• Task objective
Can you return everything from the first line of the data below down to the line containing "- colorbar-label: 2: [503, 520, 512, 537]", both included, reproduced character for character?

• Provided data
## BEGIN
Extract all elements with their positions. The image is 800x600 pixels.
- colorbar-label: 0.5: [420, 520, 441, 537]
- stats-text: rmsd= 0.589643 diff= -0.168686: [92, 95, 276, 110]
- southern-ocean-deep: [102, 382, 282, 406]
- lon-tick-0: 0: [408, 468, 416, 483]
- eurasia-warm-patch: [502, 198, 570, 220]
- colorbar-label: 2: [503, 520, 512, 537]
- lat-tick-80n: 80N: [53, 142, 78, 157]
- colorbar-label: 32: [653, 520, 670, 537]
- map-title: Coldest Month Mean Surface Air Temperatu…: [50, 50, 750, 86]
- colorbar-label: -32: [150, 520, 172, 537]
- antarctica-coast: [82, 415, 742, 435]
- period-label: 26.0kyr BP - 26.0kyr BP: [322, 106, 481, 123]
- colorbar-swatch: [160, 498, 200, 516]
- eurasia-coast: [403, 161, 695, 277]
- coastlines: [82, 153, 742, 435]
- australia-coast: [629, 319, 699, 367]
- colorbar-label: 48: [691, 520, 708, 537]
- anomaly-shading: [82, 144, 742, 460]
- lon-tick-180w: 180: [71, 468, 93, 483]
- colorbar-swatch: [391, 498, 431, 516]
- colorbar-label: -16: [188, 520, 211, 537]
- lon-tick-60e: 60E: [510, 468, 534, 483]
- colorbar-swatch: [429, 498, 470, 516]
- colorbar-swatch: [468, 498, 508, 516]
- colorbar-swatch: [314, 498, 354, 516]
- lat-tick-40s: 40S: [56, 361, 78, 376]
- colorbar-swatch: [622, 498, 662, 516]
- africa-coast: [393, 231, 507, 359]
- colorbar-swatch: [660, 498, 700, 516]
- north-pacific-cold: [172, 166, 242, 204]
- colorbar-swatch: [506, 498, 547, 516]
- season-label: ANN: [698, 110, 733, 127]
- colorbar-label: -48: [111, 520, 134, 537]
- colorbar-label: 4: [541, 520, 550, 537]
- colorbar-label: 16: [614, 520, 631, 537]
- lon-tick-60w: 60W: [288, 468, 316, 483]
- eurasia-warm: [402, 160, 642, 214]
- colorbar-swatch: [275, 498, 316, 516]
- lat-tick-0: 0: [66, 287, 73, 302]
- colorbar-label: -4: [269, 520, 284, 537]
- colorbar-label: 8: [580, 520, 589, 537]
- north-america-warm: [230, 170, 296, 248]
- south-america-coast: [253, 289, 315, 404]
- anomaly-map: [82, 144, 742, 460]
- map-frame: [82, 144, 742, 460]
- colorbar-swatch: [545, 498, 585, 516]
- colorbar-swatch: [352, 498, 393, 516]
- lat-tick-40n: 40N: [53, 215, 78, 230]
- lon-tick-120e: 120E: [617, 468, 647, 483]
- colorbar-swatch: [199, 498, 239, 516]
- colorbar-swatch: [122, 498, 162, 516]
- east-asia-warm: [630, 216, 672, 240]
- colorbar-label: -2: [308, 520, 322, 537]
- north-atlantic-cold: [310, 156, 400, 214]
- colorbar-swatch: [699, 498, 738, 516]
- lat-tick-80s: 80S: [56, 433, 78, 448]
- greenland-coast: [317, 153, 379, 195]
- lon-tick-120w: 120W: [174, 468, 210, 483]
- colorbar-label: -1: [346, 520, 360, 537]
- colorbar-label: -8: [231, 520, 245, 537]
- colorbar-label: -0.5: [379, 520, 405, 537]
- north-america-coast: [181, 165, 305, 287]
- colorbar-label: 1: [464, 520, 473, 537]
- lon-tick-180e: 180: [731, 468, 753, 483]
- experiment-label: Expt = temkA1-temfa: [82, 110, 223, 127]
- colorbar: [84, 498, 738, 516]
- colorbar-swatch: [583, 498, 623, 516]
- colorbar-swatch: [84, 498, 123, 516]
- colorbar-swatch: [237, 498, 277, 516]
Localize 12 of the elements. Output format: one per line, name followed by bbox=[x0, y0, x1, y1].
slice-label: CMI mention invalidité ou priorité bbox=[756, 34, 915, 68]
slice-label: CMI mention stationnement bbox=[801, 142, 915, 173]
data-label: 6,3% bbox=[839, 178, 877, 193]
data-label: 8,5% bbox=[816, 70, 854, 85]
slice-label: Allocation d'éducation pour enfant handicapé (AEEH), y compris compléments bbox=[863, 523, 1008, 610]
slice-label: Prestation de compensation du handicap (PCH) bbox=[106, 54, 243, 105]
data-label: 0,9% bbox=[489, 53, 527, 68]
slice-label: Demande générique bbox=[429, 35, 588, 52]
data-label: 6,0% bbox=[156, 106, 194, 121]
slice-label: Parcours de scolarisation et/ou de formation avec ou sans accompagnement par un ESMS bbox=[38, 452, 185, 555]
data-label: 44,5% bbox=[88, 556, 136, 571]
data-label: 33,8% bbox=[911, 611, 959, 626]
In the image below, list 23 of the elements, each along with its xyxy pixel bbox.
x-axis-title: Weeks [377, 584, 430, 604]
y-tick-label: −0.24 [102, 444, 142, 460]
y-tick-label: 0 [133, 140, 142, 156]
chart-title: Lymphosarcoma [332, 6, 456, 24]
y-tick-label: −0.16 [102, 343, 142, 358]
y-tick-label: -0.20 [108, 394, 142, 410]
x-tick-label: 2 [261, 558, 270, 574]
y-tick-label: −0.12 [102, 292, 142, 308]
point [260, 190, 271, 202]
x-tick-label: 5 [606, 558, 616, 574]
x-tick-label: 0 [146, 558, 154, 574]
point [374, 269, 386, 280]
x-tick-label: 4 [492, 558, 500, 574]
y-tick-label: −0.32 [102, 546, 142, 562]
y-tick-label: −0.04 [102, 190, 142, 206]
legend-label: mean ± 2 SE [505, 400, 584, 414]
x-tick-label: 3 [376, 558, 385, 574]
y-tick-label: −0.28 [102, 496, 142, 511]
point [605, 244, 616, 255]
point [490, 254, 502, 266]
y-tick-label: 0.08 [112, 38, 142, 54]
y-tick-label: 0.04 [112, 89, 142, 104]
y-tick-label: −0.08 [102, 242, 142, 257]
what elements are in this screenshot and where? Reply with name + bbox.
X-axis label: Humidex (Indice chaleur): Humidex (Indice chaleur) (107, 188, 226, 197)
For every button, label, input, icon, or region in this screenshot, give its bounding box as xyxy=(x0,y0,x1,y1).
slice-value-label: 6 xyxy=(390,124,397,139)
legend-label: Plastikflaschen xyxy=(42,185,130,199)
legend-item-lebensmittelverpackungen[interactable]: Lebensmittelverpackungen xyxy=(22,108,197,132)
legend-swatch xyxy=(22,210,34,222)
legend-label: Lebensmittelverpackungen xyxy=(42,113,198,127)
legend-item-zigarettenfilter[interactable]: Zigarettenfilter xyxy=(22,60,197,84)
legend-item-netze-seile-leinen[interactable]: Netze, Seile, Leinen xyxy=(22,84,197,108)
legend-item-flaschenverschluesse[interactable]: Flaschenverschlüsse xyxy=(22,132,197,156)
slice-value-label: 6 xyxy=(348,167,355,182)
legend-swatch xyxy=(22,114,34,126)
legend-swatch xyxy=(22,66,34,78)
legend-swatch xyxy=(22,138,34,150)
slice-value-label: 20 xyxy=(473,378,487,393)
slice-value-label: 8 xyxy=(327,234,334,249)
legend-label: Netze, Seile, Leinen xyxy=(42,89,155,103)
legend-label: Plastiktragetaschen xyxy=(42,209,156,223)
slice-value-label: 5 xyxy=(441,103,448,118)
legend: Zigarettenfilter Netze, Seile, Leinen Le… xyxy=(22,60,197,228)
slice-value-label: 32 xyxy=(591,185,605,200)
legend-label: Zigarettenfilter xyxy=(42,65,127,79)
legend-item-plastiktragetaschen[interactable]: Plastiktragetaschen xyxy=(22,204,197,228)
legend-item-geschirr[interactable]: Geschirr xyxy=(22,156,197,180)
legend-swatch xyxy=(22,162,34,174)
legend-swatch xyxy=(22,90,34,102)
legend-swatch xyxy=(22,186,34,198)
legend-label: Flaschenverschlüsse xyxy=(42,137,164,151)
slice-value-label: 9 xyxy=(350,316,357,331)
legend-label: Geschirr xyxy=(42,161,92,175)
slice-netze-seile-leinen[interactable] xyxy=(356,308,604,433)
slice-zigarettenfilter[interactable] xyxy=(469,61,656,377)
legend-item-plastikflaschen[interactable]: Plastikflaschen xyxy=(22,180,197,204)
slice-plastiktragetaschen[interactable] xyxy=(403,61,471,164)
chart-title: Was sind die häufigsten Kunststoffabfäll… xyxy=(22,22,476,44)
## END
• Full output
Extract all elements with their positions. The image is 800x600 pixels.
- colorbar-label: 0.5: [420, 520, 441, 537]
- stats-text: rmsd= 0.589643 diff= -0.168686: [92, 95, 276, 110]
- southern-ocean-deep: [102, 382, 282, 406]
- lon-tick-0: 0: [408, 468, 416, 483]
- eurasia-warm-patch: [502, 198, 570, 220]
- colorbar-label: 2: [503, 520, 512, 537]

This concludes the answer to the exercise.